Task details.
Gather up every line that includes the string "time".

Information shown.
++++++++++++++++++++

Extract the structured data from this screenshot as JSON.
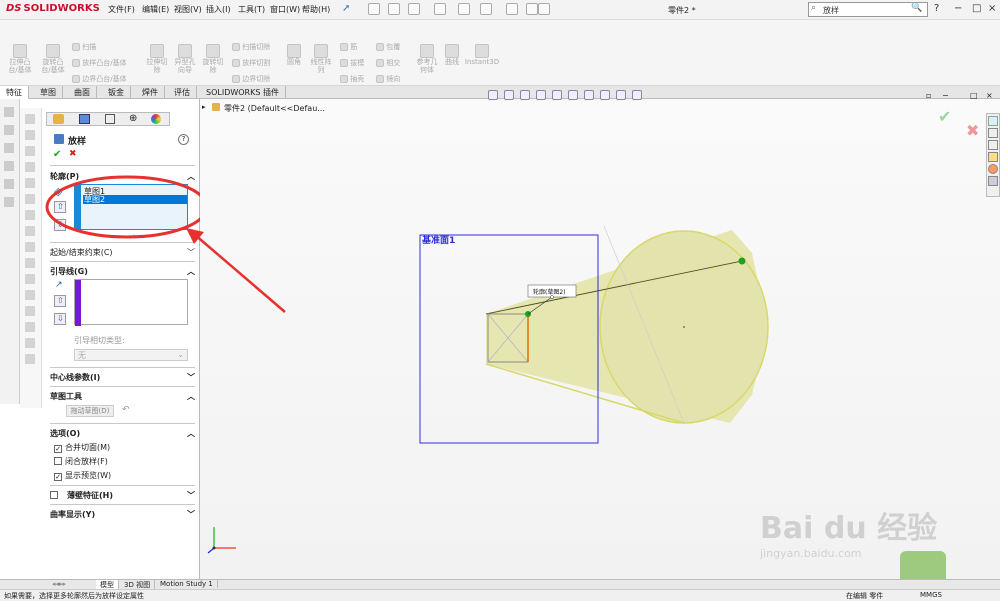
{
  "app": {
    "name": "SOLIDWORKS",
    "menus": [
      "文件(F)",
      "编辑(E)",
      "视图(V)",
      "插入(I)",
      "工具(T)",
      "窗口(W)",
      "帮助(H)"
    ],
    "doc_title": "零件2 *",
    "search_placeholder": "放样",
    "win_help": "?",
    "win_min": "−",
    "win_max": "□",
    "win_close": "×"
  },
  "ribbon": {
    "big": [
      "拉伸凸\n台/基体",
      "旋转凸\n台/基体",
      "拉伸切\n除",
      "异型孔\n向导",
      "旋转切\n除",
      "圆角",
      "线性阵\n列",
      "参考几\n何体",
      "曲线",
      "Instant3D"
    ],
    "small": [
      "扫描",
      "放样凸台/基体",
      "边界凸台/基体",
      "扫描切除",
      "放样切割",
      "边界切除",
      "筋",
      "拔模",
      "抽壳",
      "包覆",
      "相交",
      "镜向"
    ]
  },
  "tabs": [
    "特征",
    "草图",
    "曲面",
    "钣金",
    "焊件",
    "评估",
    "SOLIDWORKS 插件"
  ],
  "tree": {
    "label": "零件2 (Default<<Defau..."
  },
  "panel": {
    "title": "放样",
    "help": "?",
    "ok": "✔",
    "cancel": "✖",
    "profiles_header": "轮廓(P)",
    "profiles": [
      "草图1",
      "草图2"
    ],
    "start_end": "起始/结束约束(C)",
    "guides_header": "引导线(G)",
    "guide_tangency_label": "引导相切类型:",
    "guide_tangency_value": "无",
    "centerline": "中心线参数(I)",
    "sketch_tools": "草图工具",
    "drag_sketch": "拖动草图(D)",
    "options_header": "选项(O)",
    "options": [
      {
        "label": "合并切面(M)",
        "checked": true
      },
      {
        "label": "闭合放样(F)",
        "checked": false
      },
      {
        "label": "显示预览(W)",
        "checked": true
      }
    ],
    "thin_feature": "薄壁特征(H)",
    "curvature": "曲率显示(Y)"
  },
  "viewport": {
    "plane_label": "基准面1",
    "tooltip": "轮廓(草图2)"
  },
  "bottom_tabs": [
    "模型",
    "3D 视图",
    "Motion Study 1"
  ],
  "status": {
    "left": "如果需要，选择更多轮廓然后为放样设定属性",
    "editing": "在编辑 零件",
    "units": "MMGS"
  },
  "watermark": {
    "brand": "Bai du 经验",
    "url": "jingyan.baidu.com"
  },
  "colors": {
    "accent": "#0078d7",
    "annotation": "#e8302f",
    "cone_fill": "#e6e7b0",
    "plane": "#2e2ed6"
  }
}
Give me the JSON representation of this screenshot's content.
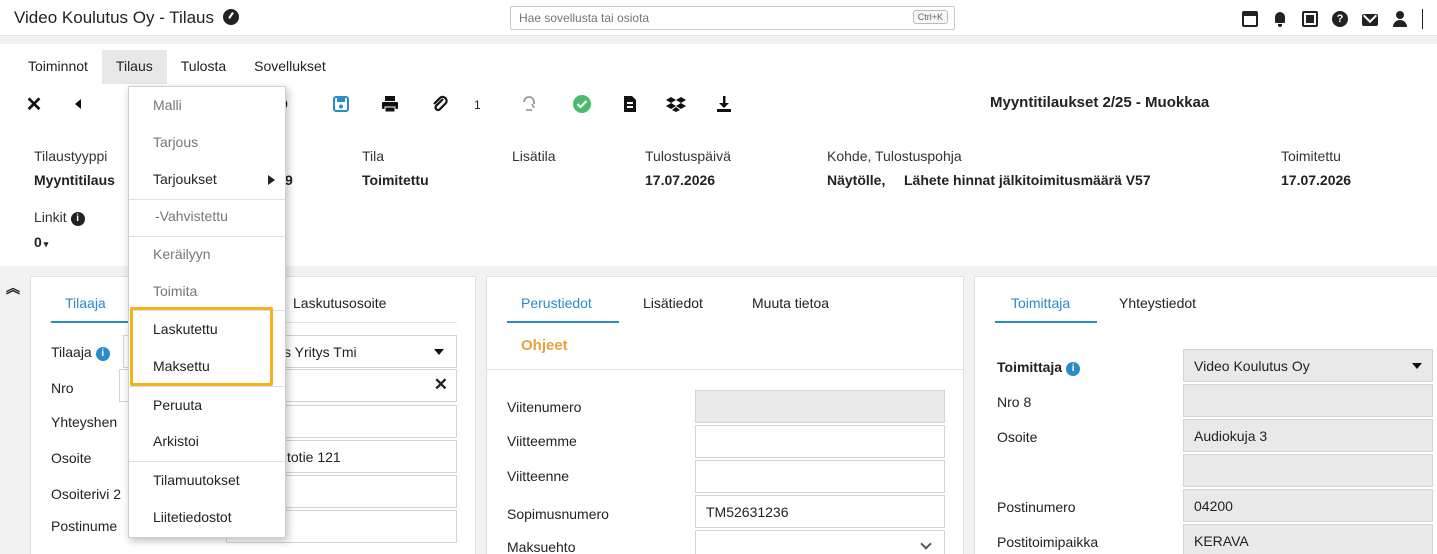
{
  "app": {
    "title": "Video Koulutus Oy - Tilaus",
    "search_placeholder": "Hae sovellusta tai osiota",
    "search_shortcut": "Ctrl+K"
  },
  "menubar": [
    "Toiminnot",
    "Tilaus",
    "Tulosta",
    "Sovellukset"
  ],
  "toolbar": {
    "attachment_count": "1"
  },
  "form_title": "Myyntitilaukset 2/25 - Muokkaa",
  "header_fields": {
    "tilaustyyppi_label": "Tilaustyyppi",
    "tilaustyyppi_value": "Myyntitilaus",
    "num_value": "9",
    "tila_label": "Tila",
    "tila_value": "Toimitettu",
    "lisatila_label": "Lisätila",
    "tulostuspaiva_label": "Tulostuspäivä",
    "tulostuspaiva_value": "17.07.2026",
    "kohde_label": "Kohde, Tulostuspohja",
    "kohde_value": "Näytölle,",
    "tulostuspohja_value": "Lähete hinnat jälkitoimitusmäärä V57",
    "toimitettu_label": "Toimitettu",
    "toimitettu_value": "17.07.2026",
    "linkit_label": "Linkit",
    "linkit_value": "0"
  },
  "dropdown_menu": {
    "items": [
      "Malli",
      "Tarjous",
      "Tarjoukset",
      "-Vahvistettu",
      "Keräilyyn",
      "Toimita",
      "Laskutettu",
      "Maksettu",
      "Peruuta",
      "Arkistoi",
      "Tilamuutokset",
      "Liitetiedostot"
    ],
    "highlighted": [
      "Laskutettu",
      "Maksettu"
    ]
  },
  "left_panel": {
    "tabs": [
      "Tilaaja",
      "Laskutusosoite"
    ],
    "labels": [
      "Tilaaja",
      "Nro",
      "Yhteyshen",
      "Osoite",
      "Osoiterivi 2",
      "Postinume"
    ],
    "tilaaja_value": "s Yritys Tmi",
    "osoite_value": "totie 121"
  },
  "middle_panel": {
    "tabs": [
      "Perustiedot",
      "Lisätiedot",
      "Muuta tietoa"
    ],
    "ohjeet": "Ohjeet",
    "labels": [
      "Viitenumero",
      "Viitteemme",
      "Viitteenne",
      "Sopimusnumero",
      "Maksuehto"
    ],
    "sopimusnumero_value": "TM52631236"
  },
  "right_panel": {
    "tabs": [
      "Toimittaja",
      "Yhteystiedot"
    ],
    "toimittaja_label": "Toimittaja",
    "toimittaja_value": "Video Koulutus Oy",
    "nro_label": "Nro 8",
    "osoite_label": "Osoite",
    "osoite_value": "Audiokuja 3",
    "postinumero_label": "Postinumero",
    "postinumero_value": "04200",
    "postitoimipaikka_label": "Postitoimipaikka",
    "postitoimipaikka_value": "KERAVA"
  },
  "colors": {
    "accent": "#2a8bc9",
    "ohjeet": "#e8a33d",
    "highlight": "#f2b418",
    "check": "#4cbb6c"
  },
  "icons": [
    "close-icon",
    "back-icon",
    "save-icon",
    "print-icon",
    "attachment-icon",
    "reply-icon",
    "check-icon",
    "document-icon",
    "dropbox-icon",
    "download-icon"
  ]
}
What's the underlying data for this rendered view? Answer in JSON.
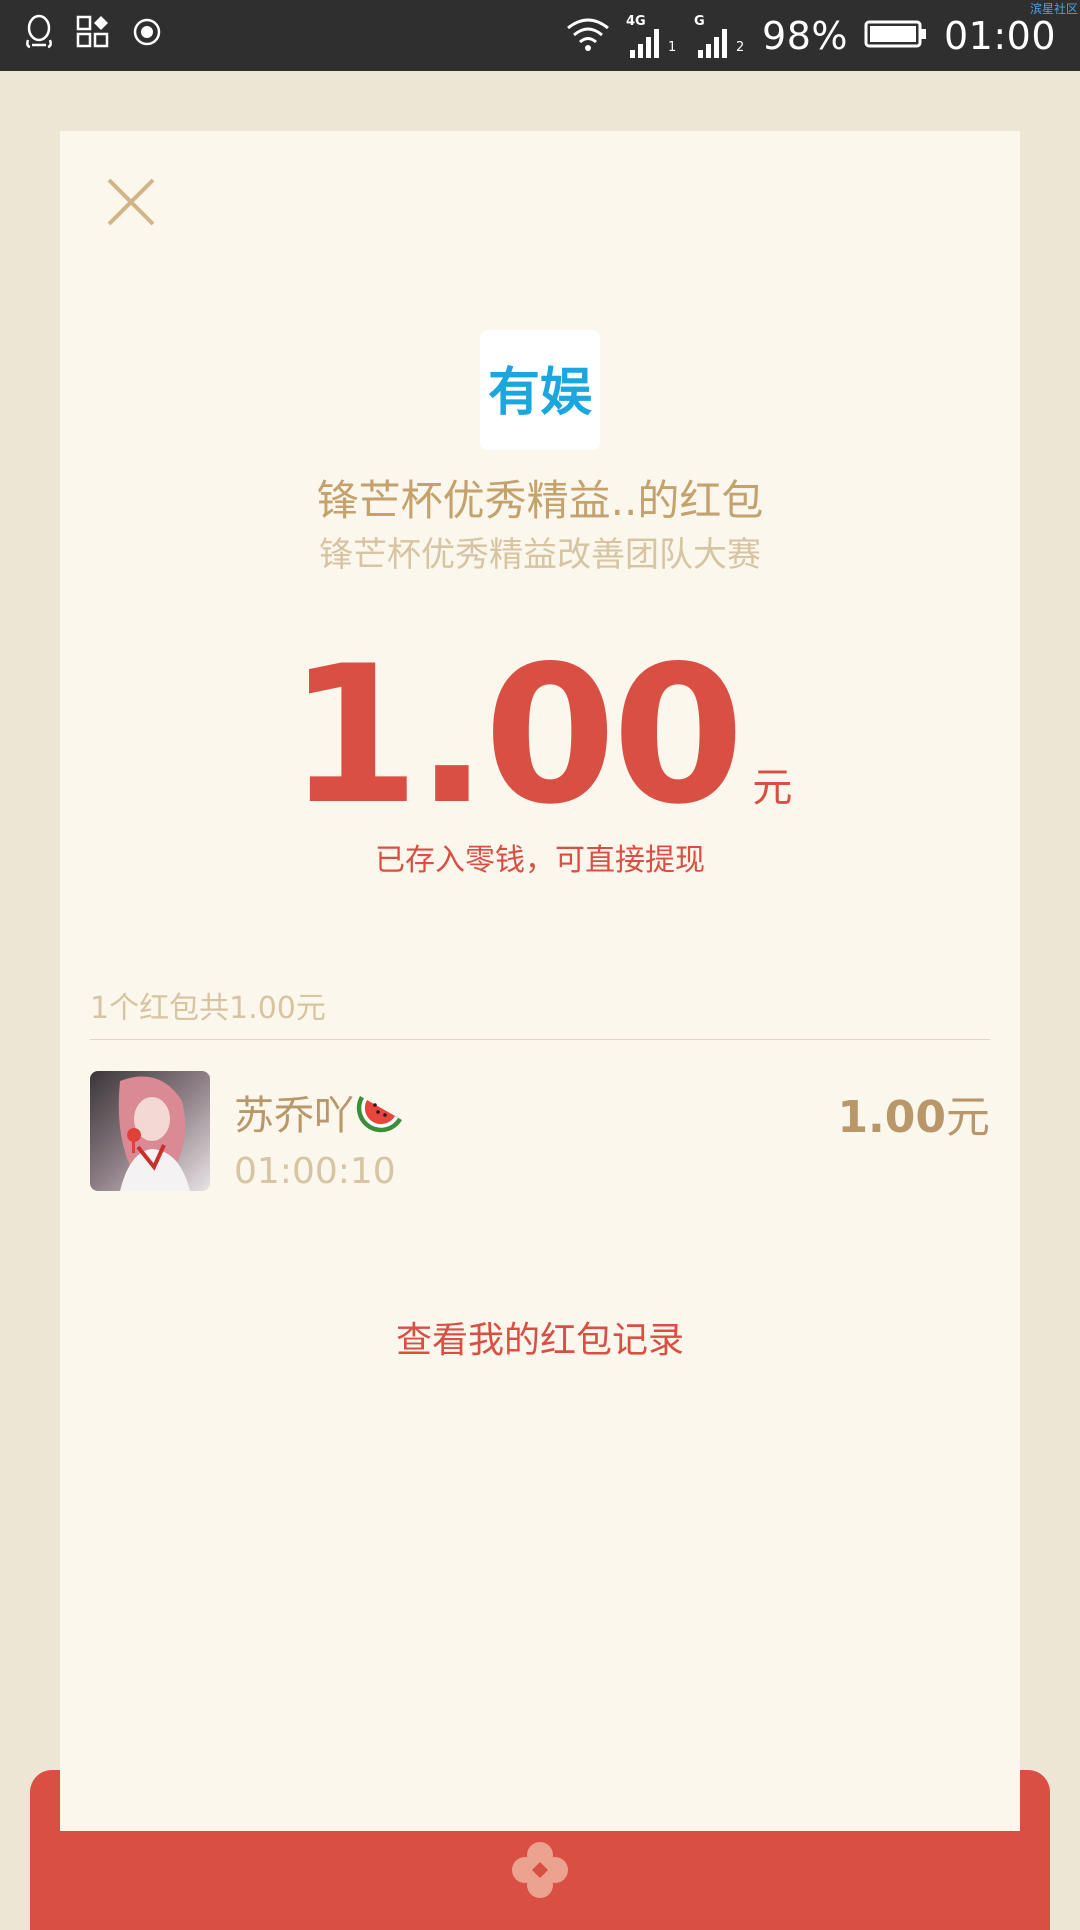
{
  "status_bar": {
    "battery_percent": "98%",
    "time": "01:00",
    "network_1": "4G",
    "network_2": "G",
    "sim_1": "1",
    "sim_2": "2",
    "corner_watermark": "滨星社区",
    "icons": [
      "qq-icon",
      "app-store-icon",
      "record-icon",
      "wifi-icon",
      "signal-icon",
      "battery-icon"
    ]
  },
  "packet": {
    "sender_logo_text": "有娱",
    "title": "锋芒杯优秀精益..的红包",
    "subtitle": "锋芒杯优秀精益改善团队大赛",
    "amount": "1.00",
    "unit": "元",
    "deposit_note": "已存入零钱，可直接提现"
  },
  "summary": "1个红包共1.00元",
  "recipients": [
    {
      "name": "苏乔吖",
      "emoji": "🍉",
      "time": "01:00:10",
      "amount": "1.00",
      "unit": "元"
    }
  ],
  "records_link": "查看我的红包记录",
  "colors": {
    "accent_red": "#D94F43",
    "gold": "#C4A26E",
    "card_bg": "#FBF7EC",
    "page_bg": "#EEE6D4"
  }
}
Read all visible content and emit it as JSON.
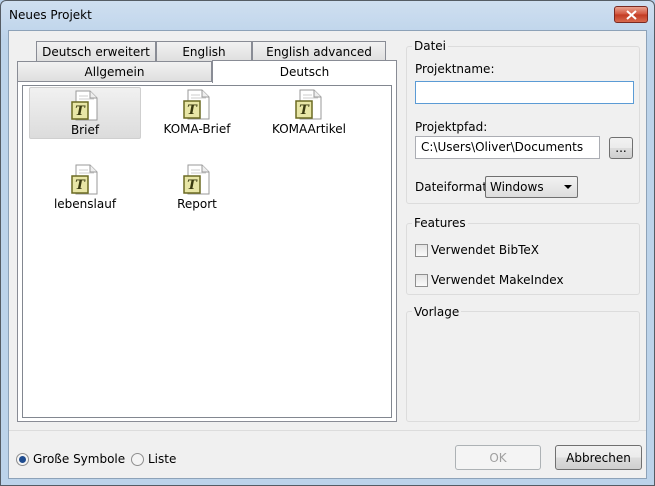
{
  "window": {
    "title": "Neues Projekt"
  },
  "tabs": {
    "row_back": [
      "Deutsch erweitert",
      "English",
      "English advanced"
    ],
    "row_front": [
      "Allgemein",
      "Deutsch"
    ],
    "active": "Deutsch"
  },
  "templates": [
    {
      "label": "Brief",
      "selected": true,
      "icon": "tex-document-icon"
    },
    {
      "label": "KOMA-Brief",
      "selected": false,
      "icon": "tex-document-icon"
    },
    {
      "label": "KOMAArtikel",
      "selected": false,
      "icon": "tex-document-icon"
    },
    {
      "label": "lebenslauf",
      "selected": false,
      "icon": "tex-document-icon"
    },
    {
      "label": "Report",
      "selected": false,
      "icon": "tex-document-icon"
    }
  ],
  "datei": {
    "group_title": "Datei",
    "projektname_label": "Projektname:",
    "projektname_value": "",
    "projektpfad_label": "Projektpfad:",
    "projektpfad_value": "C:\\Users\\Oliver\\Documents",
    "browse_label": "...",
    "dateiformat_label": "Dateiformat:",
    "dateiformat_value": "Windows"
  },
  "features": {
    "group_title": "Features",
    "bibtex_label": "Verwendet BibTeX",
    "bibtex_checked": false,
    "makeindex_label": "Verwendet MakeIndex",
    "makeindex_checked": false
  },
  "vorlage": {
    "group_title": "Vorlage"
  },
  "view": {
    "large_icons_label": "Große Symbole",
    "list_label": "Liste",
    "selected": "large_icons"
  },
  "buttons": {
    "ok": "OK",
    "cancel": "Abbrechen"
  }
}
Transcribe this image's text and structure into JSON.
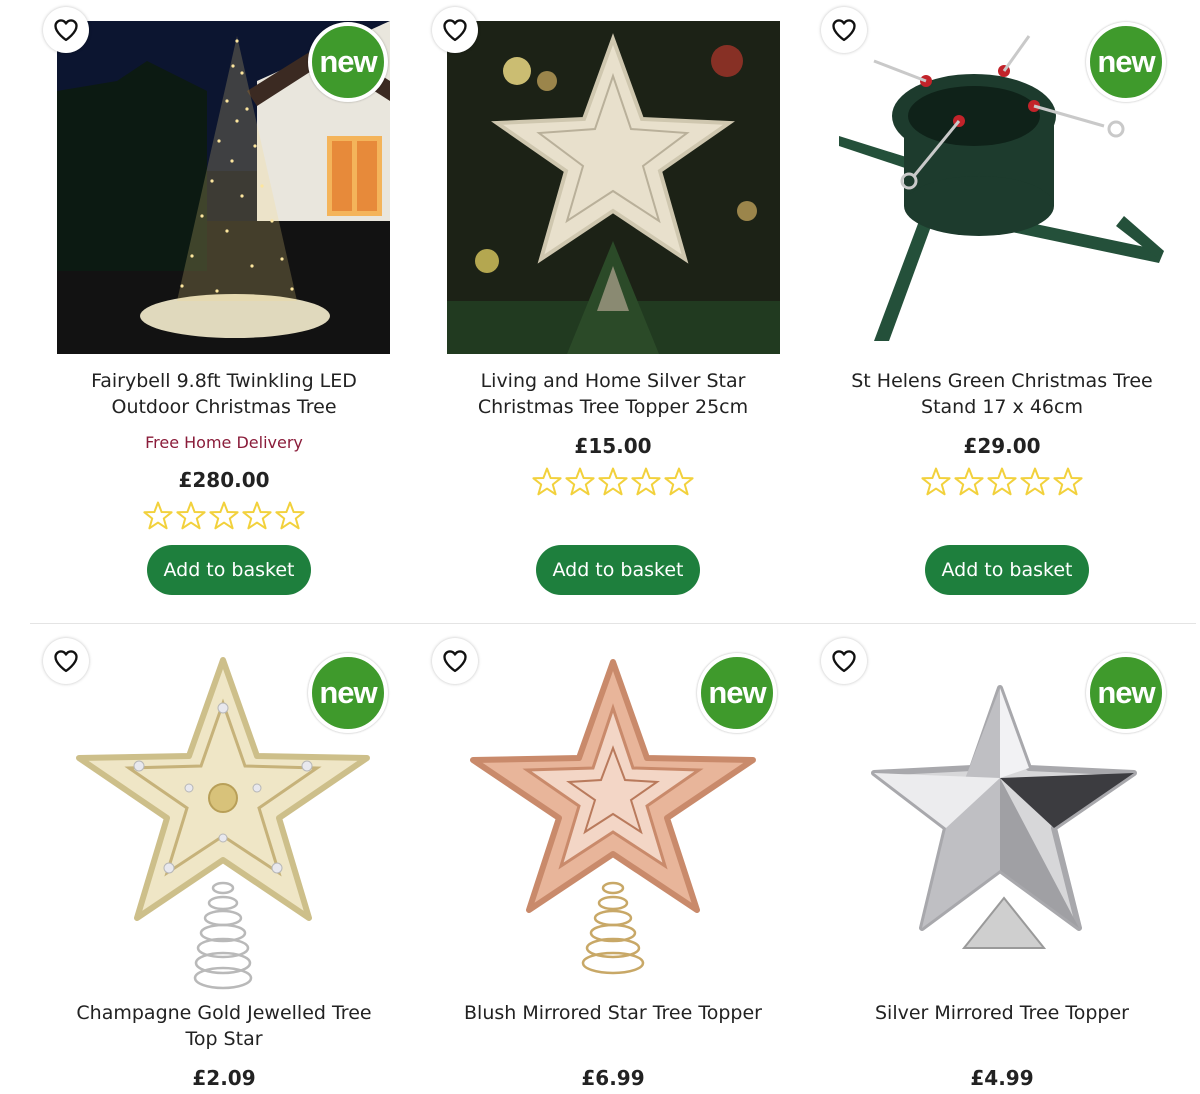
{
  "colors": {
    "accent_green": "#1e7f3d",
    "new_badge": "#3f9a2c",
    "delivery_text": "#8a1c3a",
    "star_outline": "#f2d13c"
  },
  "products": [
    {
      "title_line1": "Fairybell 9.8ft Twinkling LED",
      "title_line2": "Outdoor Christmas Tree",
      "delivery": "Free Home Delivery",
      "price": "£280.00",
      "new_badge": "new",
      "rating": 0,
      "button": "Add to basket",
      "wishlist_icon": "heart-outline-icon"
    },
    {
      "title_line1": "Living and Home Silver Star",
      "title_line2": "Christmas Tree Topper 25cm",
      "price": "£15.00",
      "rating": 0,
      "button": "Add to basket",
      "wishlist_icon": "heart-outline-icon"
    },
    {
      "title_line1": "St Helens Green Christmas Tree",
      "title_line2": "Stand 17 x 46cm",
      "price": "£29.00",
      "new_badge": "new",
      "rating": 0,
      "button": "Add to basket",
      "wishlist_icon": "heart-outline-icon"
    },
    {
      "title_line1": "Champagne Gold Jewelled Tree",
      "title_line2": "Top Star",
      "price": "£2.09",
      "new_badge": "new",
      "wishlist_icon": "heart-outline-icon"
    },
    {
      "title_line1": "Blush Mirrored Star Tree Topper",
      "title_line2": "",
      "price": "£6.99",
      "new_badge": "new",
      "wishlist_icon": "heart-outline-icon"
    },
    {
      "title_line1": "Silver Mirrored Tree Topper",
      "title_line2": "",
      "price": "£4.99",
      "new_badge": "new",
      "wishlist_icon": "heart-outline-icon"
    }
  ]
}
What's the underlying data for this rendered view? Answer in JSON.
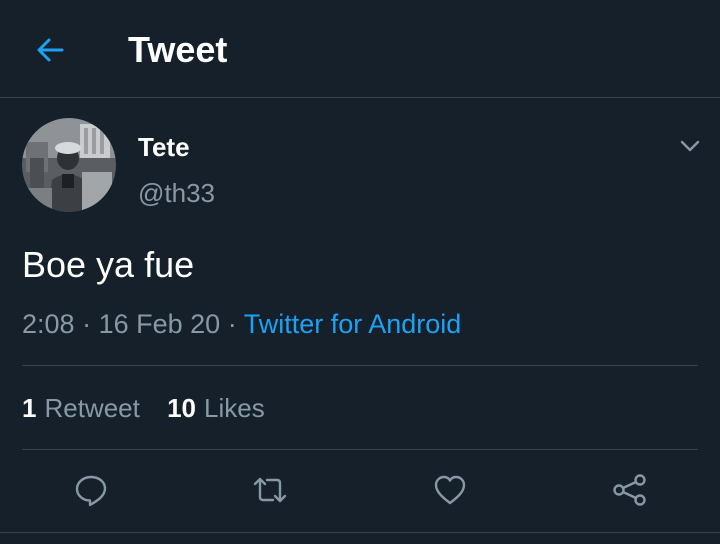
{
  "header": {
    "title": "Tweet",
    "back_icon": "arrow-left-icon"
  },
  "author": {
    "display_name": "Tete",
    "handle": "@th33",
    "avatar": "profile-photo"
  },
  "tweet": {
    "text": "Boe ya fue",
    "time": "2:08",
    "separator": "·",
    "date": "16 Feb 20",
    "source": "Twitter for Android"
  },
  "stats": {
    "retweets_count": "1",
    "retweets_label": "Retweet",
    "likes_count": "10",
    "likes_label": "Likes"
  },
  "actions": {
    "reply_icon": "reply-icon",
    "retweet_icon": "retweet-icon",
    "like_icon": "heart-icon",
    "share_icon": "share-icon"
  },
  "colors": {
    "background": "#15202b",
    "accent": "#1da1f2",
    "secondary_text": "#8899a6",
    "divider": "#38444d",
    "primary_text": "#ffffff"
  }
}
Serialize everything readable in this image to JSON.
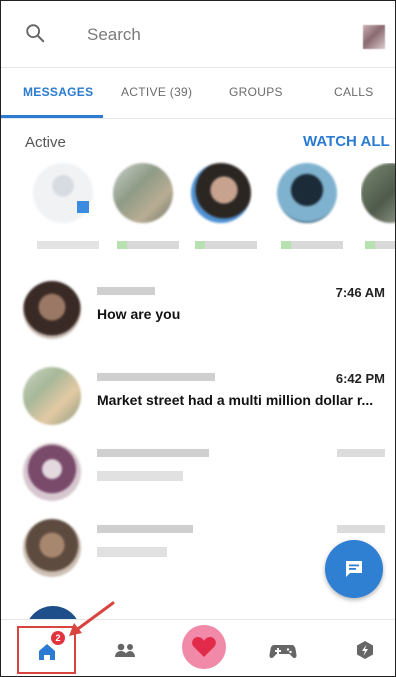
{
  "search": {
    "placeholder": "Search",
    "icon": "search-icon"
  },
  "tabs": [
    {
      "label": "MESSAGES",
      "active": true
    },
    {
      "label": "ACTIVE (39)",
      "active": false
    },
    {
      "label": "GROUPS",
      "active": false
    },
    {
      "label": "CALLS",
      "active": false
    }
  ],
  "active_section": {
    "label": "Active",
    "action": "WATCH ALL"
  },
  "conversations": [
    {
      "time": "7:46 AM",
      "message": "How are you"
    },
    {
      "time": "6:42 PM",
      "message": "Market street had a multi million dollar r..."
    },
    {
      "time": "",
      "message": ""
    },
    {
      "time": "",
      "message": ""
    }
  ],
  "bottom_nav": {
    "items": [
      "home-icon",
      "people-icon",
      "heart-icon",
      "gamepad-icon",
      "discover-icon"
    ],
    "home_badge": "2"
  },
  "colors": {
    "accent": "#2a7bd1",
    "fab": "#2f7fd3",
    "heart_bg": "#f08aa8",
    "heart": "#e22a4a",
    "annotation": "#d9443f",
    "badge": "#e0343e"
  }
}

++++++++++++++++++++

Solution below.
    "time": "01:00",
      "time": "01:00:10",
    "time": "2:08",
      "time": "7:46 AM",
      "time": "6:42 PM",
      "time": "",
      "time": "",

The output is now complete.